Exercise brief => In full and without deviation, write out the entries that follow.

[Dataset entries]
--------
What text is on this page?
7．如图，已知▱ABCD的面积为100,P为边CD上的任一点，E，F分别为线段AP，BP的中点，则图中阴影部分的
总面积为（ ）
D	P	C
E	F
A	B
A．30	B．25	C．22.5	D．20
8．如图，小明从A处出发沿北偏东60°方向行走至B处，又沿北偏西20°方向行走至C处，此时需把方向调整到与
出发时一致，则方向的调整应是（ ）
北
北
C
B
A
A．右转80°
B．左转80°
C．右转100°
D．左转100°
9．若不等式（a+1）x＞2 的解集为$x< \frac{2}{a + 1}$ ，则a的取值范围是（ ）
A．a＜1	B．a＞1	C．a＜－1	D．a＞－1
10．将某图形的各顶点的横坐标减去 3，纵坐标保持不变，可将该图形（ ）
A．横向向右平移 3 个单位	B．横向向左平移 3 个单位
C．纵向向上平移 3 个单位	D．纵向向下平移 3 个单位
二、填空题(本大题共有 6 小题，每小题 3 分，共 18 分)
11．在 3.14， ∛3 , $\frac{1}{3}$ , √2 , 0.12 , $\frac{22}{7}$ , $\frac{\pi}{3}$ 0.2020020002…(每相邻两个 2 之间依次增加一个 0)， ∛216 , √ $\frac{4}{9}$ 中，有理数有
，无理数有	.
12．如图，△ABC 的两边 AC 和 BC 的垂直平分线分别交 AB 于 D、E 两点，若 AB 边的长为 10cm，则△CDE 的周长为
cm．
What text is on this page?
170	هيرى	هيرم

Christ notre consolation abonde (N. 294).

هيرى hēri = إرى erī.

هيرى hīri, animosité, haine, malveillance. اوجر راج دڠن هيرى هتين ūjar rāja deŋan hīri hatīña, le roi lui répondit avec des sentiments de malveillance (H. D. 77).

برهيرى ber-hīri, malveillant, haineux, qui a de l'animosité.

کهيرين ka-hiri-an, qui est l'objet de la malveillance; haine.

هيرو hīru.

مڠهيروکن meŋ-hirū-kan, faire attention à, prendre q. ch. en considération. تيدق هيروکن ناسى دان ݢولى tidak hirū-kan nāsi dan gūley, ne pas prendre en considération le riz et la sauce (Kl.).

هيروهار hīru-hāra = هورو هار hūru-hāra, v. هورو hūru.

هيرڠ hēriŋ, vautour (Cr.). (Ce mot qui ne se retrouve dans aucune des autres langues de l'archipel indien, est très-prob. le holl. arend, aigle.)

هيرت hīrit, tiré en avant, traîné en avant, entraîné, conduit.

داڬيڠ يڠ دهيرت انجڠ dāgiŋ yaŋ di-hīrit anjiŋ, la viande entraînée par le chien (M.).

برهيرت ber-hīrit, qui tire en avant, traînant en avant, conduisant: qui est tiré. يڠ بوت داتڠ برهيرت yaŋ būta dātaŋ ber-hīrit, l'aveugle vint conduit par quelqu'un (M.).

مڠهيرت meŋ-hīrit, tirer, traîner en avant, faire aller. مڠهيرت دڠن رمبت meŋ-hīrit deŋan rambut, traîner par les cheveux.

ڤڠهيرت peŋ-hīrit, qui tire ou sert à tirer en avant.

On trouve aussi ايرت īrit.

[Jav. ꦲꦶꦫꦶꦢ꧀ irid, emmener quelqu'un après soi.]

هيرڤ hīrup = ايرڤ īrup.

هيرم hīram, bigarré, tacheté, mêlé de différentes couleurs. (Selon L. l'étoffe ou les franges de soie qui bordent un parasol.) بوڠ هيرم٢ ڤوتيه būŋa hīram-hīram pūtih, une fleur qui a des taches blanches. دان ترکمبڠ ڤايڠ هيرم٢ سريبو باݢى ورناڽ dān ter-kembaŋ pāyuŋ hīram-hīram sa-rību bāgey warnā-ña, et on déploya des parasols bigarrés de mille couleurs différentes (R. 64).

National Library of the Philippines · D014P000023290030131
--------
Written reply =>
What text is on this page?
7．如图，已知▱ABCD的面积为100,P为边CD上的任一点，E，F分别为线段AP，BP的中点，则图中阴影部分的
总面积为（ ）
D	P	C
E	F
A	B
A．30	B．25	C．22.5	D．20
8．如图，小明从A处出发沿北偏东60°方向行走至B处，又沿北偏西20°方向行走至C处，此时需把方向调整到与
出发时一致，则方向的调整应是（ ）
北
北
C
B
A
A．右转80°
B．左转80°
C．右转100°
D．左转100°
9．若不等式（a+1）x＞2 的解集为$x< \frac{2}{a + 1}$ ，则a的取值范围是（ ）
A．a＜1	B．a＞1	C．a＜－1	D．a＞－1
10．将某图形的各顶点的横坐标减去 3，纵坐标保持不变，可将该图形（ ）
A．横向向右平移 3 个单位	B．横向向左平移 3 个单位
C．纵向向上平移 3 个单位	D．纵向向下平移 3 个单位
二、填空题(本大题共有 6 小题，每小题 3 分，共 18 分)
11．在 3.14， ∛3 , $\frac{1}{3}$ , √2 , 0.12 , $\frac{22}{7}$ , $\frac{\pi}{3}$ 0.2020020002…(每相邻两个 2 之间依次增加一个 0)， ∛216 , √ $\frac{4}{9}$ 中，有理数有
，无理数有	.
12．如图，△ABC 的两边 AC 和 BC 的垂直平分线分别交 AB 于 D、E 两点，若 AB 边的长为 10cm，则△CDE 的周长为
cm．
What text is on this page?
170	هيرى	هيرم

Christ notre consolation abonde (N. 294).

هيرى hēri = إرى erī.

هيرى hīri, animosité, haine, malveillance. اوجر راج دڠن هيرى هتين ūjar rāja deŋan hīri hatīña, le roi lui répondit avec des sentiments de malveillance (H. D. 77).

برهيرى ber-hīri, malveillant, haineux, qui a de l'animosité.

کهيرين ka-hiri-an, qui est l'objet de la malveillance; haine.

هيرو hīru.

مڠهيروکن meŋ-hirū-kan, faire attention à, prendre q. ch. en considération. تيدق هيروکن ناسى دان ݢولى tidak hirū-kan nāsi dan gūley, ne pas prendre en considération le riz et la sauce (Kl.).

هيروهار hīru-hāra = هورو هار hūru-hāra, v. هورو hūru.

هيرڠ hēriŋ, vautour (Cr.). (Ce mot qui ne se retrouve dans aucune des autres langues de l'archipel indien, est très-prob. le holl. arend, aigle.)

هيرت hīrit, tiré en avant, traîné en avant, entraîné, conduit.

داڬيڠ يڠ دهيرت انجڠ dāgiŋ yaŋ di-hīrit anjiŋ, la viande entraînée par le chien (M.).

برهيرت ber-hīrit, qui tire en avant, traînant en avant, conduisant: qui est tiré. يڠ بوت داتڠ برهيرت yaŋ būta dātaŋ ber-hīrit, l'aveugle vint conduit par quelqu'un (M.).

مڠهيرت meŋ-hīrit, tirer, traîner en avant, faire aller. مڠهيرت دڠن رمبت meŋ-hīrit deŋan rambut, traîner par les cheveux.

ڤڠهيرت peŋ-hīrit, qui tire ou sert à tirer en avant.

On trouve aussi ايرت īrit.

[Jav. ꦲꦶꦫꦶꦢ꧀ irid, emmener quelqu'un après soi.]

هيرڤ hīrup = ايرڤ īrup.

هيرم hīram, bigarré, tacheté, mêlé de différentes couleurs. (Selon L. l'étoffe ou les franges de soie qui bordent un parasol.) بوڠ هيرم٢ ڤوتيه būŋa hīram-hīram pūtih, une fleur qui a des taches blanches. دان ترکمبڠ ڤايڠ هيرم٢ سريبو باݢى ورناڽ dān ter-kembaŋ pāyuŋ hīram-hīram sa-rību bāgey warnā-ña, et on déploya des parasols bigarrés de mille couleurs différentes (R. 64).

National Library of the Philippines · D014P000023290030131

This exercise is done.